Data for the task:
──────────────────────────────

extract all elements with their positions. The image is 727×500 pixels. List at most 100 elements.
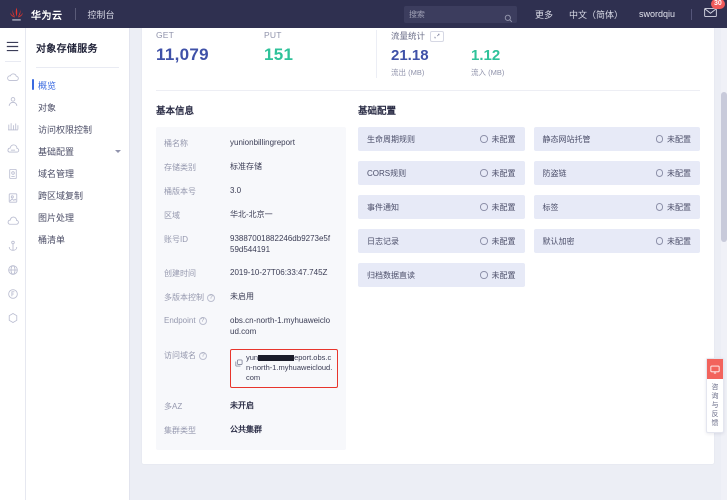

──────────────────────────────

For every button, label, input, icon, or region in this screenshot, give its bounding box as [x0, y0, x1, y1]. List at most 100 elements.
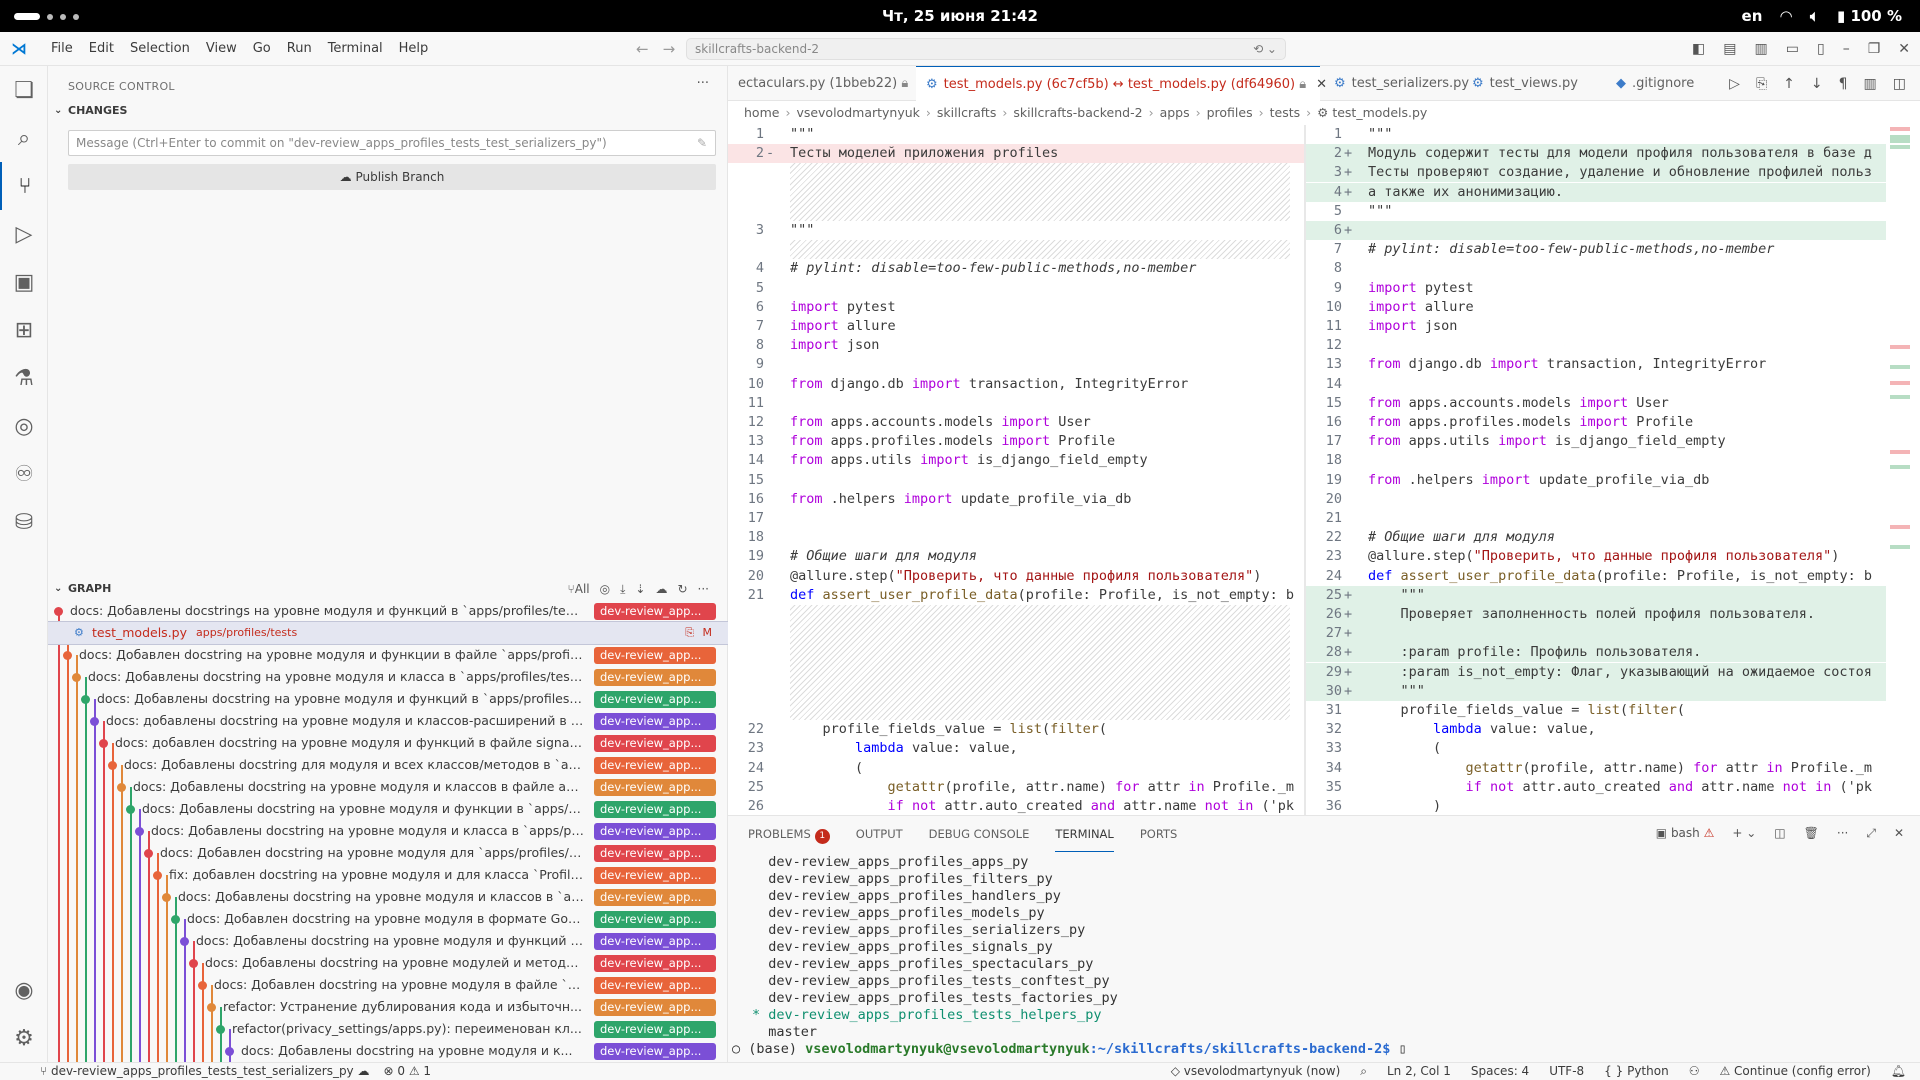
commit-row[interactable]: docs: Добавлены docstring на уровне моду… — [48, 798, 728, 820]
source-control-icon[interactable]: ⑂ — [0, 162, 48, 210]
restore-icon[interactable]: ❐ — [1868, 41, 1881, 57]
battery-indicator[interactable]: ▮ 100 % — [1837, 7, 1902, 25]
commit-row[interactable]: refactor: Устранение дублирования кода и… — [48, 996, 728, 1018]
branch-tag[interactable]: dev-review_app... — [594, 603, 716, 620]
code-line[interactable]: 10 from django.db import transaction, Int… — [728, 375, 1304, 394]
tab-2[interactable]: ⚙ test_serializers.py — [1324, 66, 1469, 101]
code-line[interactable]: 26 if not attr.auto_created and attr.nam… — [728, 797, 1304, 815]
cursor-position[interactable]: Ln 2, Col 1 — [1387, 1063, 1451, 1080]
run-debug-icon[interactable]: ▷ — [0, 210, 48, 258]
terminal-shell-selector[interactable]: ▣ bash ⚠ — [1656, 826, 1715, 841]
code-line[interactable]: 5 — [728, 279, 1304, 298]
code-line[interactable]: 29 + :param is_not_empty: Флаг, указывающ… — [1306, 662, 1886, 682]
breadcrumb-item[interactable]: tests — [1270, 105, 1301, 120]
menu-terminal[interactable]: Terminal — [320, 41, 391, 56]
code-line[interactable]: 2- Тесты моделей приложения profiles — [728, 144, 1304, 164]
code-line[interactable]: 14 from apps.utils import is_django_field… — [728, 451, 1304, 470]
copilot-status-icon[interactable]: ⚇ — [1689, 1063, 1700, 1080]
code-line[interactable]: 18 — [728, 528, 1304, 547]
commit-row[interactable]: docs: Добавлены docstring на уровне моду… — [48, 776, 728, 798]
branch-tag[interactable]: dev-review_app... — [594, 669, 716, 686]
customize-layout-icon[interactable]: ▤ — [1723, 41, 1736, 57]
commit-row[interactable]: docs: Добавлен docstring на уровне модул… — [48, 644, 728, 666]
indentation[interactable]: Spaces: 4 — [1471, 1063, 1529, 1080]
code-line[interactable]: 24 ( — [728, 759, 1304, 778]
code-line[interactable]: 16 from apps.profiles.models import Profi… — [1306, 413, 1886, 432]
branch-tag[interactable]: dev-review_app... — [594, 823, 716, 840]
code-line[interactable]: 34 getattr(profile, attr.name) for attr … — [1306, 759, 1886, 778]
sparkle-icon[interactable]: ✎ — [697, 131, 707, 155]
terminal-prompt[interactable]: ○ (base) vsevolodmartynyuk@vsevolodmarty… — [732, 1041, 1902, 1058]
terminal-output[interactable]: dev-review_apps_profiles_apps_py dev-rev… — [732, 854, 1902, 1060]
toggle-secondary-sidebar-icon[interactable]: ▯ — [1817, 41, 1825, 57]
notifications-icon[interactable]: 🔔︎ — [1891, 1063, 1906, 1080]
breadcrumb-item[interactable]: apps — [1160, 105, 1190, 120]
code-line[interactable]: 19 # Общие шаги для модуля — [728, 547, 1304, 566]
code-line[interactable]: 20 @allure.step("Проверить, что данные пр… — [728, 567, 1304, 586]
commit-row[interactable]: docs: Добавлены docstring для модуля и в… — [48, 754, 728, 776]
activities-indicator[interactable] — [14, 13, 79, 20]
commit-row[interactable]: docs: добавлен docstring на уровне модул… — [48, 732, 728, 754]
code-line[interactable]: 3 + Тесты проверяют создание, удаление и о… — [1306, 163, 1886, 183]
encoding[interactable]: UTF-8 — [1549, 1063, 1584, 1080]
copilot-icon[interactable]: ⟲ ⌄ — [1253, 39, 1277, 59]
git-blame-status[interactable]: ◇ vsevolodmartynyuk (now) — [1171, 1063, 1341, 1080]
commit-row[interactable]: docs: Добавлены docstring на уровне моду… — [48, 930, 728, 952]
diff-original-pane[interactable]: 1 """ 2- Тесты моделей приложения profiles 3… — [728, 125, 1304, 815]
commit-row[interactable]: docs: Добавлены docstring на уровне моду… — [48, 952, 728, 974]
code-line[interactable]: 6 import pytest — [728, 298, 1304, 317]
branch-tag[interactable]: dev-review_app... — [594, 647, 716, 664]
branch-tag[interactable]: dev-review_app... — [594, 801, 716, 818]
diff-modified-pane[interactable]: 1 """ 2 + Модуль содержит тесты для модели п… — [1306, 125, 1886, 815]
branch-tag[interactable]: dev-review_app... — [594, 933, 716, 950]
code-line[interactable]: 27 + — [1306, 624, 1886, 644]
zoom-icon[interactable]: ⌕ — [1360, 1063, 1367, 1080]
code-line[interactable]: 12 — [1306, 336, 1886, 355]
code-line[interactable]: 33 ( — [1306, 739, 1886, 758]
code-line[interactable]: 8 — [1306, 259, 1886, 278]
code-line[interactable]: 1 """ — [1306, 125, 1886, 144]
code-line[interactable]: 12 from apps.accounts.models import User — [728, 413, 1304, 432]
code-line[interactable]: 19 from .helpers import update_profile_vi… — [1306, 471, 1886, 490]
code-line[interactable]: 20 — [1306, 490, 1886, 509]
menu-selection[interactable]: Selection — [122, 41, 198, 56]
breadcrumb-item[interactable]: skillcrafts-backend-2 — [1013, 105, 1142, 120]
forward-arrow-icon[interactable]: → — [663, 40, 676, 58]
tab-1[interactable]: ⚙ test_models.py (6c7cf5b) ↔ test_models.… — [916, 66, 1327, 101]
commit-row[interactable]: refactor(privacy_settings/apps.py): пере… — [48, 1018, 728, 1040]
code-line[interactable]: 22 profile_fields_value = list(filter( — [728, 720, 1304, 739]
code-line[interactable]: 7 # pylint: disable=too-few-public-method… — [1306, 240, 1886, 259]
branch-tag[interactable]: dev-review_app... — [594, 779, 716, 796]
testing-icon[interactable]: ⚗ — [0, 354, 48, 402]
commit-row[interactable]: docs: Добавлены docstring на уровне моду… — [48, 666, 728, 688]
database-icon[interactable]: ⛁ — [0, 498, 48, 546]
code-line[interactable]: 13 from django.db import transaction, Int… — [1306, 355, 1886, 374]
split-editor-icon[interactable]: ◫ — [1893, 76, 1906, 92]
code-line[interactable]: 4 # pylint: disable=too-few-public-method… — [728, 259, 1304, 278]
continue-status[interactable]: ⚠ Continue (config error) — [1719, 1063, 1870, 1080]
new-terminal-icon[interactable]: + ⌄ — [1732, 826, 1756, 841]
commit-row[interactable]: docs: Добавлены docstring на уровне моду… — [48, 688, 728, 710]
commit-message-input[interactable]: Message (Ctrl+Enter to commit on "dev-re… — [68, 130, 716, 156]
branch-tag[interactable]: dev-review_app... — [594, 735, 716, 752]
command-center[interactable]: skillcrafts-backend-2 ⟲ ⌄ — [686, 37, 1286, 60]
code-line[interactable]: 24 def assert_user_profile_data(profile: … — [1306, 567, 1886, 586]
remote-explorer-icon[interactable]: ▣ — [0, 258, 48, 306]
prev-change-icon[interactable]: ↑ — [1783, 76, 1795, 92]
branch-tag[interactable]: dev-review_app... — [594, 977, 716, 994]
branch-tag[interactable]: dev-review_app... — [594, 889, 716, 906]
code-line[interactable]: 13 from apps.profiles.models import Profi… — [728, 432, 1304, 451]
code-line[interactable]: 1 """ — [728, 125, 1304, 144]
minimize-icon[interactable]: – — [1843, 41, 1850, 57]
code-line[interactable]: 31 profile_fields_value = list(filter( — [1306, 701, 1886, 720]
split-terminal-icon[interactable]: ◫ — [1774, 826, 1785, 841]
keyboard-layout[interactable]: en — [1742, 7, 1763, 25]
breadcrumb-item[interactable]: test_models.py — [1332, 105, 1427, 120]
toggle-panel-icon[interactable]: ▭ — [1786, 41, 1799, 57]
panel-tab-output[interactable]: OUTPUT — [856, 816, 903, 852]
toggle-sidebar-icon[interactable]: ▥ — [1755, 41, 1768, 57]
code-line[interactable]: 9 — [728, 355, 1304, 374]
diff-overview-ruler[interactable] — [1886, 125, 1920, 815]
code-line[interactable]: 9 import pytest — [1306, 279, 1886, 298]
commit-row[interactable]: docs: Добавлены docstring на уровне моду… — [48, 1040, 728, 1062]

──────────────────────────────

Given instruction: Pull out the rows from the one containing "For every button, label, input, icon, or" through the one containing "restore-icon[interactable]: ❐ —", copying each line unchanged but leaving out the pictures.

Full answer:
For every button, label, input, icon, or region in this screenshot, give its bounding box as [x0, y0, x1, y1]. List at most 100 elements.
commit-row[interactable]: docs: Добавлены docstring на уровне моду… — [48, 798, 728, 820]
source-control-icon[interactable]: ⑂ — [0, 162, 48, 210]
restore-icon[interactable]: ❐ — [1868, 41, 1881, 57]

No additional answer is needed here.